(Data tied to figure images)

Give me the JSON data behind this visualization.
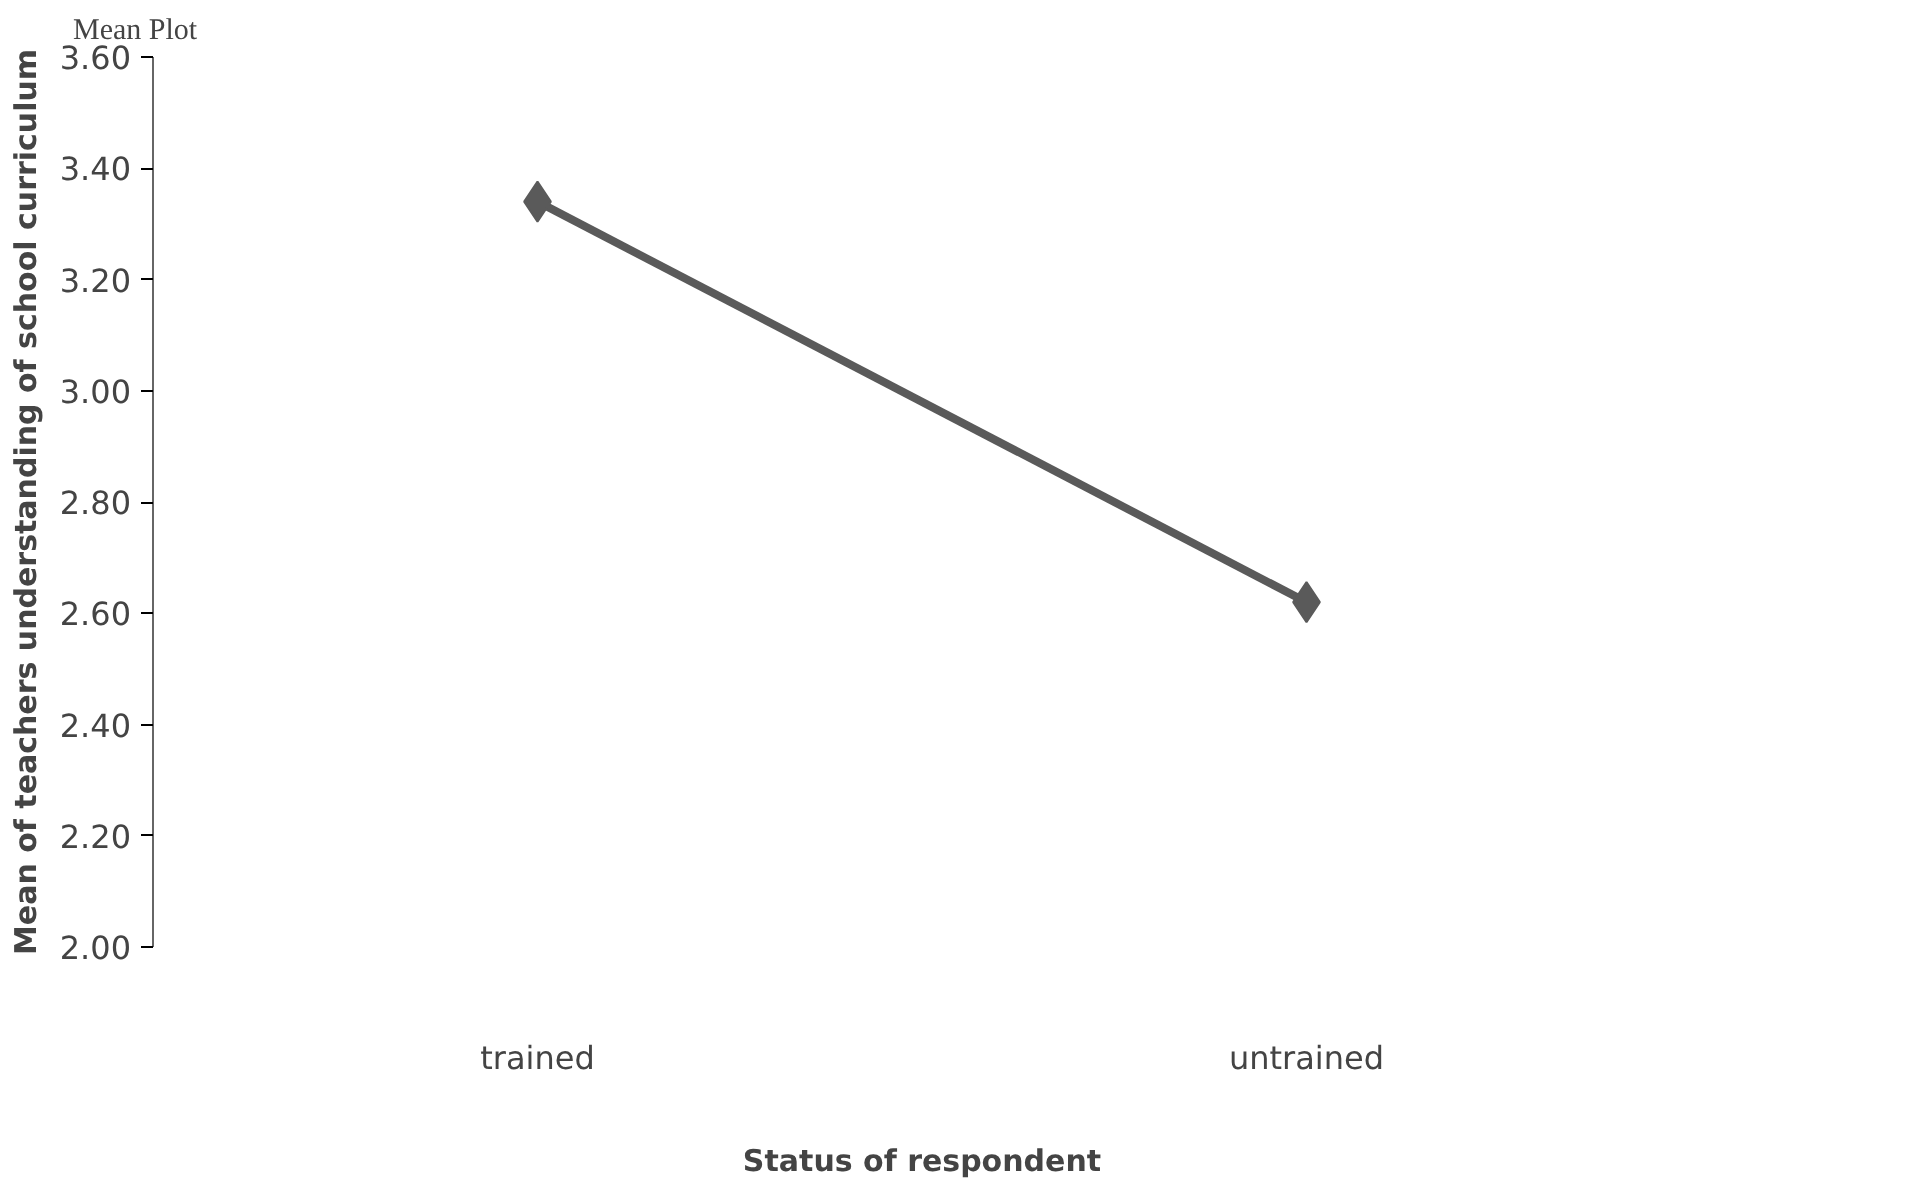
{
  "chart_data": {
    "type": "line",
    "title": "Mean Plot",
    "xlabel": "Status of respondent",
    "ylabel": "Mean of teachers understanding of school curriculum",
    "categories": [
      "trained",
      "untrained"
    ],
    "series": [
      {
        "color": "#5a5a5a",
        "values": [
          3.34,
          2.62
        ]
      }
    ],
    "ylim": [
      2.0,
      3.6
    ],
    "yticks": [
      {
        "value": 2.0,
        "label": "2.00"
      },
      {
        "value": 2.2,
        "label": "2.20"
      },
      {
        "value": 2.4,
        "label": "2.40"
      },
      {
        "value": 2.6,
        "label": "2.60"
      },
      {
        "value": 2.8,
        "label": "2.80"
      },
      {
        "value": 3.0,
        "label": "3.00"
      },
      {
        "value": 3.2,
        "label": "3.20"
      },
      {
        "value": 3.4,
        "label": "3.40"
      },
      {
        "value": 3.6,
        "label": "3.60"
      }
    ],
    "marker": "diamond",
    "grid": false
  }
}
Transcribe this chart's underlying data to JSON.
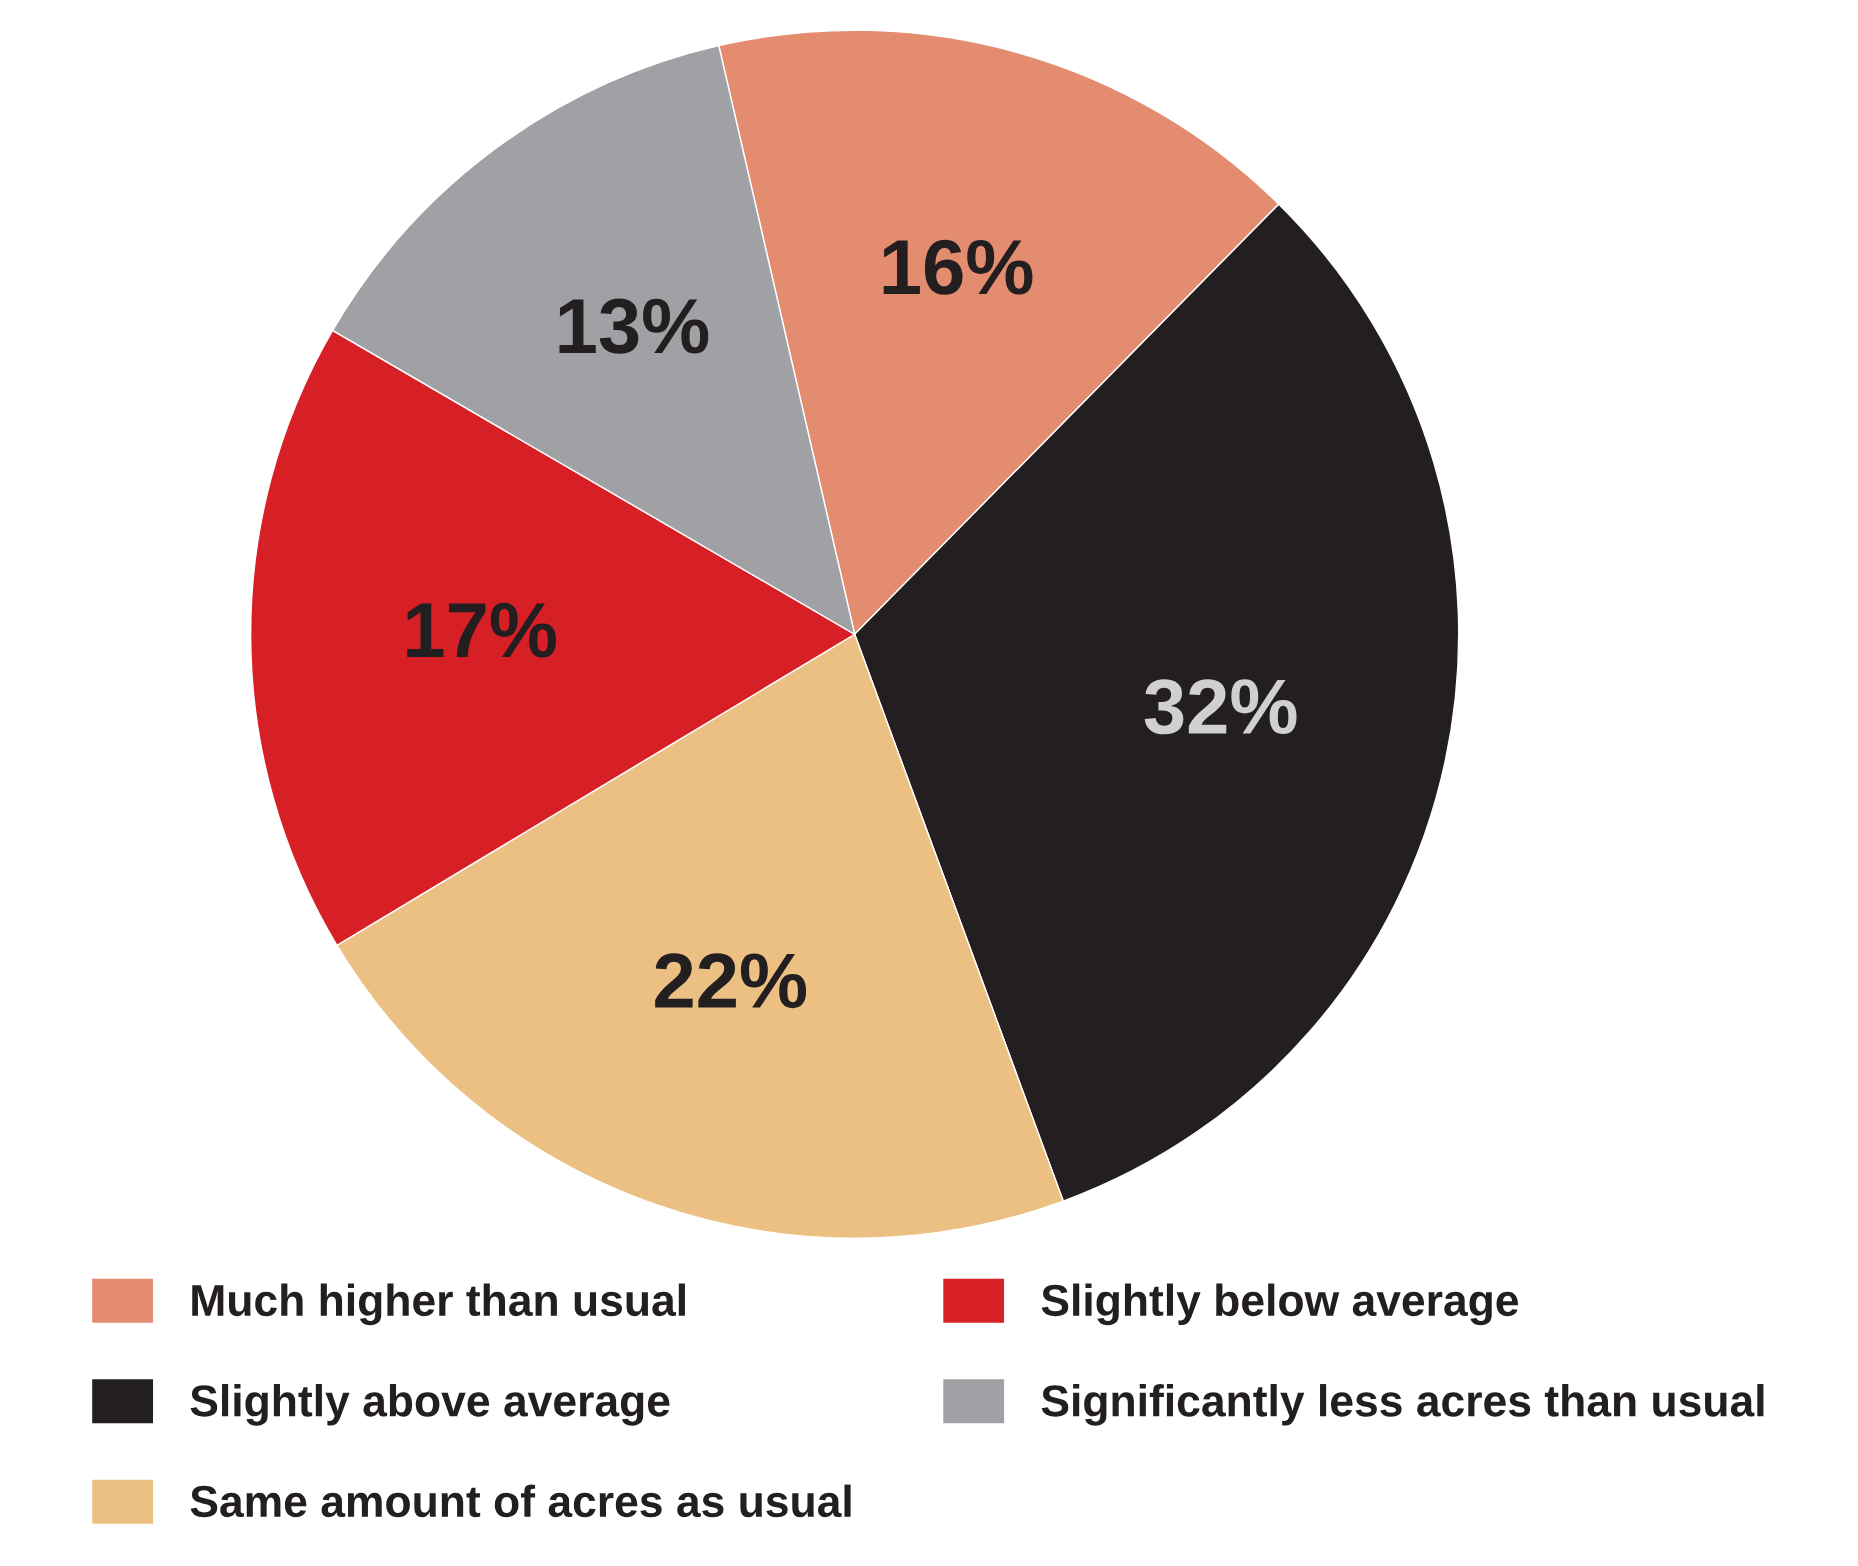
{
  "chart_data": {
    "type": "pie",
    "categories": [
      "Much higher than usual",
      "Slightly above average",
      "Same amount of acres as usual",
      "Slightly below average",
      "Significantly less acres than usual"
    ],
    "values": [
      16,
      32,
      22,
      17,
      13
    ],
    "colors": [
      "#e38c70",
      "#231f20",
      "#ecc083",
      "#d71f26",
      "#a0a1a5"
    ],
    "value_labels": [
      "16%",
      "32%",
      "22%",
      "17%",
      "13%"
    ],
    "legend": "bottom"
  }
}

WHAT YOU HAVE TO DO:
Write out the material above once more, exactly as it reads, with no pictures.

ANSWER TO THIS PROBLEM:
Give me the JSON data behind this visualization.
{
  "chart_data": {
    "type": "line",
    "title": "Mean Plot",
    "xlabel": "Status of respondent",
    "ylabel": "Mean of teachers understanding of school curriculum",
    "categories": [
      "trained",
      "untrained"
    ],
    "series": [
      {
        "color": "#5a5a5a",
        "values": [
          3.34,
          2.62
        ]
      }
    ],
    "ylim": [
      2.0,
      3.6
    ],
    "yticks": [
      {
        "value": 2.0,
        "label": "2.00"
      },
      {
        "value": 2.2,
        "label": "2.20"
      },
      {
        "value": 2.4,
        "label": "2.40"
      },
      {
        "value": 2.6,
        "label": "2.60"
      },
      {
        "value": 2.8,
        "label": "2.80"
      },
      {
        "value": 3.0,
        "label": "3.00"
      },
      {
        "value": 3.2,
        "label": "3.20"
      },
      {
        "value": 3.4,
        "label": "3.40"
      },
      {
        "value": 3.6,
        "label": "3.60"
      }
    ],
    "marker": "diamond",
    "grid": false
  }
}
Transcribe this chart's underlying data to JSON.
{
  "chart_data": {
    "type": "pie",
    "categories": [
      "Much higher than usual",
      "Slightly above average",
      "Same amount of acres as usual",
      "Slightly below average",
      "Significantly less acres than usual"
    ],
    "values": [
      16,
      32,
      22,
      17,
      13
    ],
    "colors": [
      "#e38c70",
      "#231f20",
      "#ecc083",
      "#d71f26",
      "#a0a1a5"
    ],
    "value_labels": [
      "16%",
      "32%",
      "22%",
      "17%",
      "13%"
    ],
    "legend": "bottom"
  }
}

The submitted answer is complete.